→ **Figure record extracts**
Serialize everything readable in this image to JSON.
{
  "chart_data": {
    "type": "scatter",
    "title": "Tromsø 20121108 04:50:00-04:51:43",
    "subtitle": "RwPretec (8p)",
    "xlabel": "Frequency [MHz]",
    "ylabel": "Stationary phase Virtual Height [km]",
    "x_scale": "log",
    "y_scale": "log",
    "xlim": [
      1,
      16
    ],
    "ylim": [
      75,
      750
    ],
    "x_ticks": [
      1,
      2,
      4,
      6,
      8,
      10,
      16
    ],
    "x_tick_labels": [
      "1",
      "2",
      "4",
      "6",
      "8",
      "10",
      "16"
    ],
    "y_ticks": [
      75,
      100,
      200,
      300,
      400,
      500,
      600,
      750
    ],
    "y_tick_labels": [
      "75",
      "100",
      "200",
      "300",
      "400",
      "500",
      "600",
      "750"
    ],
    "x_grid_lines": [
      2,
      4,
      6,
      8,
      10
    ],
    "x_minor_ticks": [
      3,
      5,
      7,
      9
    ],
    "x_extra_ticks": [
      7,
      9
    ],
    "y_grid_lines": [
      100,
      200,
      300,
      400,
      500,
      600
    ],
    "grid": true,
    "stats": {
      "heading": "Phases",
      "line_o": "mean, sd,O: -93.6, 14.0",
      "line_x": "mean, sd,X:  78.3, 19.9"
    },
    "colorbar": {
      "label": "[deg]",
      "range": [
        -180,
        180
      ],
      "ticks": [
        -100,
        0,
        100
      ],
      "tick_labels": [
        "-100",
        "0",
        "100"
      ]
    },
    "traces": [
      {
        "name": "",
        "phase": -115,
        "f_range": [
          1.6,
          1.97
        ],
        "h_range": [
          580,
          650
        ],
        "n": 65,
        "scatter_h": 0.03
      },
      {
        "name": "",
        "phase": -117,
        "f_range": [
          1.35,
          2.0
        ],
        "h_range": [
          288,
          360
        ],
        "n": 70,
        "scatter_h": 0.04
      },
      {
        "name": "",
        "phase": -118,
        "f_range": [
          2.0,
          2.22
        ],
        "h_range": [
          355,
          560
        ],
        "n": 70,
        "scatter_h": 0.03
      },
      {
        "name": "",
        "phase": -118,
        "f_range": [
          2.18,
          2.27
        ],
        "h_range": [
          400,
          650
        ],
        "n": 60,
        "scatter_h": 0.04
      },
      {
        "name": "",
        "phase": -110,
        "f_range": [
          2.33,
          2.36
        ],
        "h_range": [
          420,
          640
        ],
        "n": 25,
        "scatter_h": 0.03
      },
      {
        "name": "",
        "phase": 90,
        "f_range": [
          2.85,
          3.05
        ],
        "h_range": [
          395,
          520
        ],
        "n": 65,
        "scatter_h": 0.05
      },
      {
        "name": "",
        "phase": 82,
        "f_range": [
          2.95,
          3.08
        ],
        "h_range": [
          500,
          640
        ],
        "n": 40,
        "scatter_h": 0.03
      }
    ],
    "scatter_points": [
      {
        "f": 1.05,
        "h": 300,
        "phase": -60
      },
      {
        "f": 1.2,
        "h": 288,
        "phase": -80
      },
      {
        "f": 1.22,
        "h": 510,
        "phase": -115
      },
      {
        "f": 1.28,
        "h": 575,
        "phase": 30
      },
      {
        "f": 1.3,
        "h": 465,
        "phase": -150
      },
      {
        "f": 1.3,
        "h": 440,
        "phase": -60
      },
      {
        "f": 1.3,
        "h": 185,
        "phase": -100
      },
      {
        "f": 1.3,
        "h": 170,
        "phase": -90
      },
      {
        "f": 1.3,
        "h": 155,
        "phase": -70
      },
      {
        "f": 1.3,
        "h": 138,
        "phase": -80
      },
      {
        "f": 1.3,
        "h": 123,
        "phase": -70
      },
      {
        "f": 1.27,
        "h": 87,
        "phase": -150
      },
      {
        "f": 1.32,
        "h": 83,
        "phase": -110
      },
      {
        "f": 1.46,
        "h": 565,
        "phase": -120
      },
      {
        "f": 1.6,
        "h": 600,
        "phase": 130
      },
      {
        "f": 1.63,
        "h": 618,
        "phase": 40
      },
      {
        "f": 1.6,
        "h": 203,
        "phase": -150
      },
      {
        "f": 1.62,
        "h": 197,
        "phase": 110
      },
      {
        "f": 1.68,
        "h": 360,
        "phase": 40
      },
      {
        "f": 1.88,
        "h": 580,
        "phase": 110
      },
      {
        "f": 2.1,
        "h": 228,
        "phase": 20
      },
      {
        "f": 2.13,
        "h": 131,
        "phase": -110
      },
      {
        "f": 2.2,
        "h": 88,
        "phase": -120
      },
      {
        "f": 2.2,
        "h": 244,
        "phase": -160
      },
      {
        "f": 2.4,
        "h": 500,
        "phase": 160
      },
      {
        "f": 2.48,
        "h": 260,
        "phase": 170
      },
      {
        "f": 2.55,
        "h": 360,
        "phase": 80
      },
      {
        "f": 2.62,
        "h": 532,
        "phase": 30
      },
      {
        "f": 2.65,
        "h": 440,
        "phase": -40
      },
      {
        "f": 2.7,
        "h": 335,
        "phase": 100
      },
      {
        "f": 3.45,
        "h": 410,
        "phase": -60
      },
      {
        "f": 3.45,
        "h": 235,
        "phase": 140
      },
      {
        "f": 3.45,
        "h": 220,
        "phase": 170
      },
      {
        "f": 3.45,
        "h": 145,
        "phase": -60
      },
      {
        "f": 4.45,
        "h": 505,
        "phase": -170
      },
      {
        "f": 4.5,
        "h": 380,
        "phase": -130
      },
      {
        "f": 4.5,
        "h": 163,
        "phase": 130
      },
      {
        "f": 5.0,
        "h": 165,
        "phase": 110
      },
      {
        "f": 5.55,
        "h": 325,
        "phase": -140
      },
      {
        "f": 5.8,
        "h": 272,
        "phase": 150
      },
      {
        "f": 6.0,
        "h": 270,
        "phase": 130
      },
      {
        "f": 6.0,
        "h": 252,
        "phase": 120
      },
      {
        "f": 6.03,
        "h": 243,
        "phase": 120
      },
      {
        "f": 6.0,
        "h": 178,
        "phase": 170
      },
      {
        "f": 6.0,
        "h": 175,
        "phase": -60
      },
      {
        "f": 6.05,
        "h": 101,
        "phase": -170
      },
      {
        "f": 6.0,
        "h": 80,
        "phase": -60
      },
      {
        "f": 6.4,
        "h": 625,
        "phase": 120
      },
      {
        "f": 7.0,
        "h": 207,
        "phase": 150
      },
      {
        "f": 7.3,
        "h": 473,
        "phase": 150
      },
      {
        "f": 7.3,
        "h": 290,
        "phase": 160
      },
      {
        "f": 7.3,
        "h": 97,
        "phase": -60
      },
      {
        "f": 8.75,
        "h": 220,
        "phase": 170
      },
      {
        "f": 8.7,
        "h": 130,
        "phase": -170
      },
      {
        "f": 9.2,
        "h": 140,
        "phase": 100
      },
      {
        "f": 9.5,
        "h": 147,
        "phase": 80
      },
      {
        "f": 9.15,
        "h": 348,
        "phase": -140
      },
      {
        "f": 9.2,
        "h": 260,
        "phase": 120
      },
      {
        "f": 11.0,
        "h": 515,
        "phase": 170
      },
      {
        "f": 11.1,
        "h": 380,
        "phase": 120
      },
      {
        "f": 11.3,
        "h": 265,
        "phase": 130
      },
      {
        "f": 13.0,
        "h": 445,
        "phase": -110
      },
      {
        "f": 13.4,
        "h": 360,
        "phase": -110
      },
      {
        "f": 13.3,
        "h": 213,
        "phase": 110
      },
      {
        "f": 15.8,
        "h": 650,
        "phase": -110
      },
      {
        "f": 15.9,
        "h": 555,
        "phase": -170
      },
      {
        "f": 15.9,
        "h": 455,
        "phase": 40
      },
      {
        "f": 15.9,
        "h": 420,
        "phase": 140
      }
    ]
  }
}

→ **Work to be completed**
Look through the material and copy each line that has "mean".

→ **Result of this exercise**
      "line_o": "mean, sd,O: -93.6, 14.0",
      "line_x": "mean, sd,X:  78.3, 19.9"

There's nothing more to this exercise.